Eri-TV (acronym for Eritrean Television) is an Eritrean state-owned television network. Headquartered in the nation's capital Asmara, it broadcasts 24 hours a day. The station offers around-the-clock news bulletins, talk shows, and propaganda programs. Eri-TV has a large viewership base outside of Eritrea, which the state-run channel acknowledges and utilizes to communicate with Eritreans living abroad. The network has an estimated 1–2 million weekly viewers. Eri-TV recognizes Eritrean Minority Culture and has largely adopted an equal time share between each of the country's spoken languages. Eri-TV is governed and funded by the Eritrean Ministry of Information.

Channel

Eri-TV 1 
Eri-TV 1 broadcasts internationally via satellite along with its sister radio station, Dimtsi Hafash. Broadcasts on the channel are typically either news, music videos or dramas. It also airs both domestic and international films.

The station broadcasts mostly in Tigrinya, Arabic, Tigre and English. It also airs a few programs in Italian, Amharic and Somali

Eri-TV 2 
Eri-TV 2 is the second television channel in Eritrea. It broadcasts only for domestic viewers. it provides mostly educational content. This includes English, mathematics and science programs.

-=-=-=-=-

■ Short exercise A: Please output the lines of the records from the start through the line containing "thread-tag[interactable]: 原创 [17, 17, 41, 31]" as a JSON list of strings, one string per line, leaving out blank lines.
The Eri-TV text has no connection to the records.

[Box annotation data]
-=-=-=-=-

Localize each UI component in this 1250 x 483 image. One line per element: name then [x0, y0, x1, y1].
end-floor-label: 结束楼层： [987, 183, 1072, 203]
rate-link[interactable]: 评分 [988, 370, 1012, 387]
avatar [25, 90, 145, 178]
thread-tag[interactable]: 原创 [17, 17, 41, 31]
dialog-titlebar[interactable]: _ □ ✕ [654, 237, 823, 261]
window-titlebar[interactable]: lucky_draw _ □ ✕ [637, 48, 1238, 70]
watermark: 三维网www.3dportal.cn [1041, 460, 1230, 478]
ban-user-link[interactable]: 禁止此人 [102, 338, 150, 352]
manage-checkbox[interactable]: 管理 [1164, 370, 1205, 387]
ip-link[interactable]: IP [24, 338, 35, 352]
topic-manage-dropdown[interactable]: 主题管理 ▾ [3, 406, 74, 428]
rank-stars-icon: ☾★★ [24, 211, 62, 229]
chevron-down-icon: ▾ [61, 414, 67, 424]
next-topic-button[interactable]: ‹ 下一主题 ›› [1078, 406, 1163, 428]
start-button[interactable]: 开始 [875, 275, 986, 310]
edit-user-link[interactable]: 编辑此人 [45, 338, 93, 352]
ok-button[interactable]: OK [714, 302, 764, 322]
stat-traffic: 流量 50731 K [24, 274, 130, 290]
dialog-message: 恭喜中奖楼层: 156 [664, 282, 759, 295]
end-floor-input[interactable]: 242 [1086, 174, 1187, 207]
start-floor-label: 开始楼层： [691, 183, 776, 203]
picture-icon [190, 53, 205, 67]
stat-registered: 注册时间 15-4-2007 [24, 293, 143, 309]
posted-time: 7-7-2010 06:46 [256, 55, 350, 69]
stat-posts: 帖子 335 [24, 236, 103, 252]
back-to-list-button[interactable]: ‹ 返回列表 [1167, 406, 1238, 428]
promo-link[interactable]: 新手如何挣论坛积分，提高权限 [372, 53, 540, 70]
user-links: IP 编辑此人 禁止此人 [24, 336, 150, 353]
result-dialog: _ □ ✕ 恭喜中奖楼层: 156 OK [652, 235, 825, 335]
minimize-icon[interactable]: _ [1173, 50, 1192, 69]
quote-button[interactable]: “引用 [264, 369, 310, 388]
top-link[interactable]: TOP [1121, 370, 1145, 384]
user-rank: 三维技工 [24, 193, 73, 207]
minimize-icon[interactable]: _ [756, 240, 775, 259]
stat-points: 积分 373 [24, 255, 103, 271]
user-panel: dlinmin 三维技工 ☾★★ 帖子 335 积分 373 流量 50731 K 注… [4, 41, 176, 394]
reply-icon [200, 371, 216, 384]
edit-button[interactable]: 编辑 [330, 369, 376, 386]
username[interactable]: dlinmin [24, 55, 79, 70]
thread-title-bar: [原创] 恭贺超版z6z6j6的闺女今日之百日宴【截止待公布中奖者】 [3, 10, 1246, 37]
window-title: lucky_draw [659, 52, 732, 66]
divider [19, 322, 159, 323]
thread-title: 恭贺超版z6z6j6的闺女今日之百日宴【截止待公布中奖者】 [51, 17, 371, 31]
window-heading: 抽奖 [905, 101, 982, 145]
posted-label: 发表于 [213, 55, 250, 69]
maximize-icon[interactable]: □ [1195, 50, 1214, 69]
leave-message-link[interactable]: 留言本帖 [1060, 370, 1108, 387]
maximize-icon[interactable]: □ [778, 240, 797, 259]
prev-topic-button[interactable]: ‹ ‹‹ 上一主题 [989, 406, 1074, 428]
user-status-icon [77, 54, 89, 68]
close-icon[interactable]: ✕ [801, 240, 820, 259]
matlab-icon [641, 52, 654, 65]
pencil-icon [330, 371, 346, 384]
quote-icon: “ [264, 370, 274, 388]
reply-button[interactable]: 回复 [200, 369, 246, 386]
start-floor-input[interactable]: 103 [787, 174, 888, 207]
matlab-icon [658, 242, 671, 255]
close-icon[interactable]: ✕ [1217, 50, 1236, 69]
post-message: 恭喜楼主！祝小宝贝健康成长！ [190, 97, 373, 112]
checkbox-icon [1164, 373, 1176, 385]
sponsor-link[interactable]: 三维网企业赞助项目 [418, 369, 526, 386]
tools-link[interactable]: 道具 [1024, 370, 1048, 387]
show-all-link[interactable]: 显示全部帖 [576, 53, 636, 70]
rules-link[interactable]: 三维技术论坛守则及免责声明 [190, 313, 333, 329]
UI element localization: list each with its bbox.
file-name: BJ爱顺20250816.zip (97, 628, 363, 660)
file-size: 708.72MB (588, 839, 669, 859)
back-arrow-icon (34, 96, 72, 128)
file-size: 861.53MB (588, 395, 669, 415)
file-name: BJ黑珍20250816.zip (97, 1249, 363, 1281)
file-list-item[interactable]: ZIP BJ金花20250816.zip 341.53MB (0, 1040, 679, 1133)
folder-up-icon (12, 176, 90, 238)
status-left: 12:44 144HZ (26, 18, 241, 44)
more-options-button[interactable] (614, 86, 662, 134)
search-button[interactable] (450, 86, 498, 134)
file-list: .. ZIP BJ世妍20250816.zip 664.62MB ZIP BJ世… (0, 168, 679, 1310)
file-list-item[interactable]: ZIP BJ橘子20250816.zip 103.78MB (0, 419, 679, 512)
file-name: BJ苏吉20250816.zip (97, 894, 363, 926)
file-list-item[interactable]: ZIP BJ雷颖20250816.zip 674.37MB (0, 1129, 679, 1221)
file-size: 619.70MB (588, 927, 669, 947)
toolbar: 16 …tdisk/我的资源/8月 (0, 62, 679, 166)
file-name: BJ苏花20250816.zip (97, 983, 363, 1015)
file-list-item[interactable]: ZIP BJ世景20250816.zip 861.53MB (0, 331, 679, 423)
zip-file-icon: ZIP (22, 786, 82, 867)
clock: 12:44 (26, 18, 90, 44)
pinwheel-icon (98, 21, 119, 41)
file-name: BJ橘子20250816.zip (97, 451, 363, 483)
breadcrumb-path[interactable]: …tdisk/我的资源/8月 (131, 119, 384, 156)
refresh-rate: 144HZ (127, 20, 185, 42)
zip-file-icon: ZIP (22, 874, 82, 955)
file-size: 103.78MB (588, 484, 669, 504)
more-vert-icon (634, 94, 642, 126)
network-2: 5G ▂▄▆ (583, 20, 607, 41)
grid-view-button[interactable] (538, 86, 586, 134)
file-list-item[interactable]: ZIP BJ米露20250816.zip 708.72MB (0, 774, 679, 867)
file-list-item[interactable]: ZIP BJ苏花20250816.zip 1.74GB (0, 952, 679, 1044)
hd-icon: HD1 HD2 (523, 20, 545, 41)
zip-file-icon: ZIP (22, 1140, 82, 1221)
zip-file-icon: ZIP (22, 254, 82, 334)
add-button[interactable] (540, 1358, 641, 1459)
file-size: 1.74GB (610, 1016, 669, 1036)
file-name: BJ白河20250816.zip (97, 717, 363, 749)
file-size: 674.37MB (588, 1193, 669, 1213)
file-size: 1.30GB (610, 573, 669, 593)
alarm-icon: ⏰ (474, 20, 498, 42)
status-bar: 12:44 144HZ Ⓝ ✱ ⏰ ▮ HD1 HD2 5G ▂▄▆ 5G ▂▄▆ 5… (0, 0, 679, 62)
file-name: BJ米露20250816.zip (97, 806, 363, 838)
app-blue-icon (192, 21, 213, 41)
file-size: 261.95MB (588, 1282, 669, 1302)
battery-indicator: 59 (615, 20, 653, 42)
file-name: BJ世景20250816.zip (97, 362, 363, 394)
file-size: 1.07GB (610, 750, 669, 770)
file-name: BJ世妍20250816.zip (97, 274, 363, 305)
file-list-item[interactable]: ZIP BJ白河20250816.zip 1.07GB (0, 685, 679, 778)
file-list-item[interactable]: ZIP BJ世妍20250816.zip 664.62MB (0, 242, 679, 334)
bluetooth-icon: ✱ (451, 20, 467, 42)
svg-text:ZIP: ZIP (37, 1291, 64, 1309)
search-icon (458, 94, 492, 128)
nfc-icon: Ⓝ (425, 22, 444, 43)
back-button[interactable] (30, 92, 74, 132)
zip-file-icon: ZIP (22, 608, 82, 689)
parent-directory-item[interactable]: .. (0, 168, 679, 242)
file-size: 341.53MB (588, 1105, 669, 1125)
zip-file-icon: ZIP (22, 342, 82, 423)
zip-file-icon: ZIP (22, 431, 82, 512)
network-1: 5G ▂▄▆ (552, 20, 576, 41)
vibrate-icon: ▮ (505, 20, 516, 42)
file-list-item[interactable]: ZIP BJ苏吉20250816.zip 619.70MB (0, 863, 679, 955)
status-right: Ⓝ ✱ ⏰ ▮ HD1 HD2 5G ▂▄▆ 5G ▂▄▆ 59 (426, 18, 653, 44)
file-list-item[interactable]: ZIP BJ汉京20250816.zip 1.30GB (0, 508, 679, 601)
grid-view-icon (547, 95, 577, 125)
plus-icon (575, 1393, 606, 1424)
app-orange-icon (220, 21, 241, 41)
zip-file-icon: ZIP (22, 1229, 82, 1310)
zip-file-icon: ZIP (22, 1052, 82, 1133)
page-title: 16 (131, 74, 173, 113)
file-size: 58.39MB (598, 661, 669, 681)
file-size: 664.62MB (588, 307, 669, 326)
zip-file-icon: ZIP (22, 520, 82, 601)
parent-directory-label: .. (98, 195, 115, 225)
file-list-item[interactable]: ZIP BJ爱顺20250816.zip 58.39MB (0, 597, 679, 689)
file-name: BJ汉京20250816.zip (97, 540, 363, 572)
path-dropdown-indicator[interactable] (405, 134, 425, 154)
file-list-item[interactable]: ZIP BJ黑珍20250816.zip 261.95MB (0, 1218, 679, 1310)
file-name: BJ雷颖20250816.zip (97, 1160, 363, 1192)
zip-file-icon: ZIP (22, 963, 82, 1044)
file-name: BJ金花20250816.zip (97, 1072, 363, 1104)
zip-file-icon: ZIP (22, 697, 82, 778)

-=-=-=-=-

■ Short exercise B: Decide whether each statement agrees with the Eri-TV text, answering yes or no and quoting the words that decide it: (i) Eri-TV 2 broadcasts to viewers outside Eritrea. (ii) Eri-TV is funded by the Eritrean Ministry of Information. (iii) Eri-TV 1 airs some programs in Somali.

■ Exercise answer A:
[
  "Localize each UI component in this 1250 x 483 image. One line per element: name then [x0, y0, x1, y1].",
  "end-floor-label: 结束楼层： [987, 183, 1072, 203]",
  "rate-link[interactable]: 评分 [988, 370, 1012, 387]",
  "avatar [25, 90, 145, 178]",
  "thread-tag[interactable]: 原创 [17, 17, 41, 31]"
]

■ Exercise answer B:
(i) No: "It broadcasts only for domestic viewers."
(ii) Yes: "Eri-TV is governed and funded by the Eritrean Ministry of Information."
(iii) Yes: "It also airs a few programs in Italian, Amharic and Somali"